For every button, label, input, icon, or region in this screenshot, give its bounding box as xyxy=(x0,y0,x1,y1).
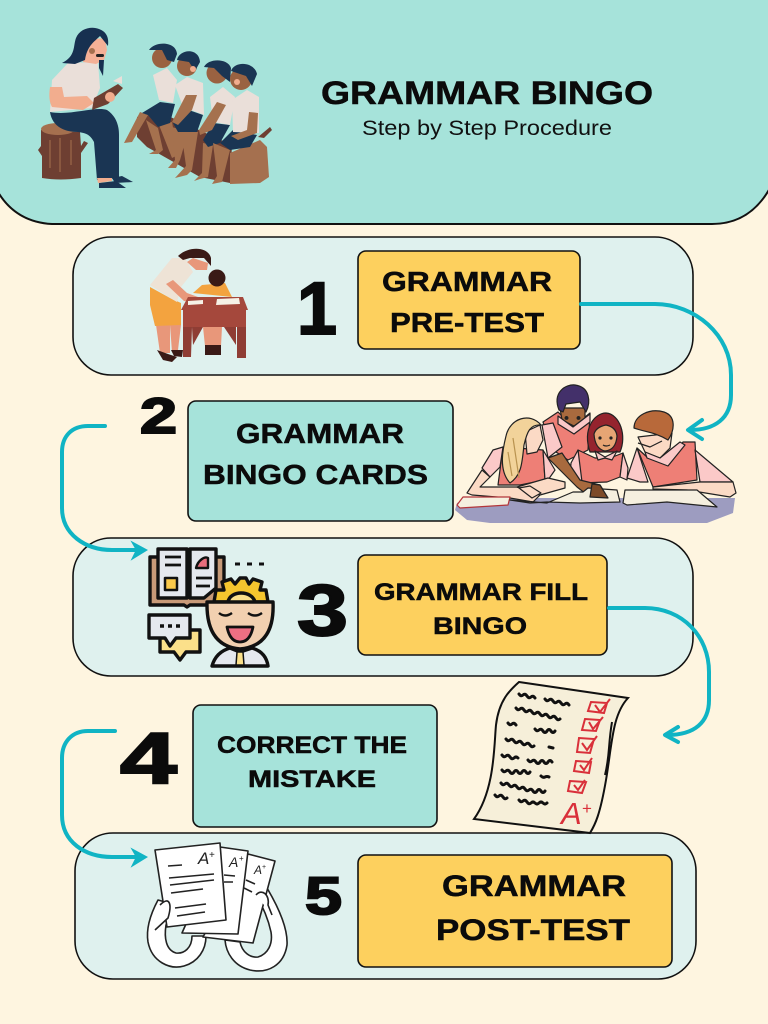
number 2: 2 xyxy=(140,388,177,444)
gear xyxy=(214,578,268,602)
number 5: 5 xyxy=(305,867,342,926)
arrow head: step 5 pointer xyxy=(133,850,146,865)
title: GRAMMAR BINGO xyxy=(321,75,653,111)
number 3: 3 xyxy=(297,571,348,651)
number 4: 4 xyxy=(120,719,177,799)
panel: header band xyxy=(0,0,768,224)
box: Grammar Fill Bingo: BINGO xyxy=(433,613,527,640)
icon: hands holding graded papers: + xyxy=(239,854,244,863)
box: Correct the Mistake: MISTAKE xyxy=(248,766,376,793)
box: Grammar Bingo Cards xyxy=(188,401,453,521)
icon: teacher helping pupil at desk xyxy=(150,249,248,362)
arrow: step 4 to step 5 xyxy=(62,731,142,857)
box: Grammar Bingo Cards: BINGO CARDS xyxy=(203,459,428,490)
pointing arm xyxy=(548,453,608,498)
box: Grammar Post-Test xyxy=(358,855,672,967)
icon: hands holding graded papers: A xyxy=(197,849,209,868)
icon: hands holding graded papers xyxy=(147,843,287,971)
red-haired student xyxy=(578,450,623,483)
teacher xyxy=(49,28,133,188)
illustration: graded test paper xyxy=(474,682,628,833)
student four xyxy=(212,64,259,184)
box: Correct the Mistake xyxy=(193,705,437,827)
bubbles xyxy=(160,630,200,660)
collar xyxy=(212,648,268,666)
student one xyxy=(124,44,178,158)
box: Grammar Pre-Test xyxy=(358,251,580,349)
box: Grammar Pre-Test: GRAMMAR xyxy=(382,266,552,297)
illustration: teacher reading to students xyxy=(38,28,272,188)
icon: thinking head with book and speech bubbles xyxy=(149,549,273,666)
illustration: graded test paper: + xyxy=(582,799,592,818)
dots xyxy=(235,562,264,566)
head xyxy=(207,602,273,649)
panel: step 1 band xyxy=(73,237,693,375)
grade: A xyxy=(559,796,582,831)
icon: hands holding graded papers: A xyxy=(253,863,262,877)
arrow: step 1 to students xyxy=(581,304,731,439)
box: Grammar Fill Bingo xyxy=(358,555,607,655)
icon: hands holding graded papers: A xyxy=(228,854,238,870)
illustration: students reading together xyxy=(455,385,736,523)
number 1: 1 xyxy=(297,267,337,350)
standing student face xyxy=(564,416,580,420)
panel: step 3 band xyxy=(73,538,693,676)
glasses student xyxy=(637,442,697,487)
subtitle: Step by Step Procedure xyxy=(362,117,612,140)
log bench xyxy=(137,110,272,184)
book xyxy=(150,557,224,607)
check boxes xyxy=(568,699,610,793)
blonde student xyxy=(498,447,545,485)
box: Grammar Post-Test: POST-TEST xyxy=(436,914,630,947)
tree stump seat xyxy=(38,123,88,180)
text scribbles xyxy=(495,694,569,804)
icon: hands holding graded papers: + xyxy=(209,850,215,861)
open books xyxy=(457,497,510,508)
arrow head: step 3 pointer xyxy=(133,543,146,558)
student three xyxy=(194,60,235,181)
panel: step 5 band xyxy=(75,833,696,979)
box: Grammar Pre-Test: PRE-TEST xyxy=(390,307,544,338)
arrow: step 3 to graded paper xyxy=(609,608,709,742)
icon: hands holding graded papers: + xyxy=(262,864,266,871)
box: Correct the Mistake: CORRECT THE xyxy=(217,732,407,759)
box: Grammar Post-Test: GRAMMAR xyxy=(442,870,626,903)
box: Grammar Bingo Cards: GRAMMAR xyxy=(236,418,404,449)
student two xyxy=(168,51,204,178)
standing student xyxy=(543,412,590,460)
box: Grammar Fill Bingo: GRAMMAR FILL xyxy=(374,579,588,606)
arrow: step 2 to step 3 xyxy=(62,426,142,550)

————————

Problem: Gather every line of the records that contains the string "band" and copy each one out in full.

Final result:
panel: header band xyxy=(0,0,768,224)
panel: step 1 band xyxy=(73,237,693,375)
panel: step 3 band xyxy=(73,538,693,676)
panel: step 5 band xyxy=(75,833,696,979)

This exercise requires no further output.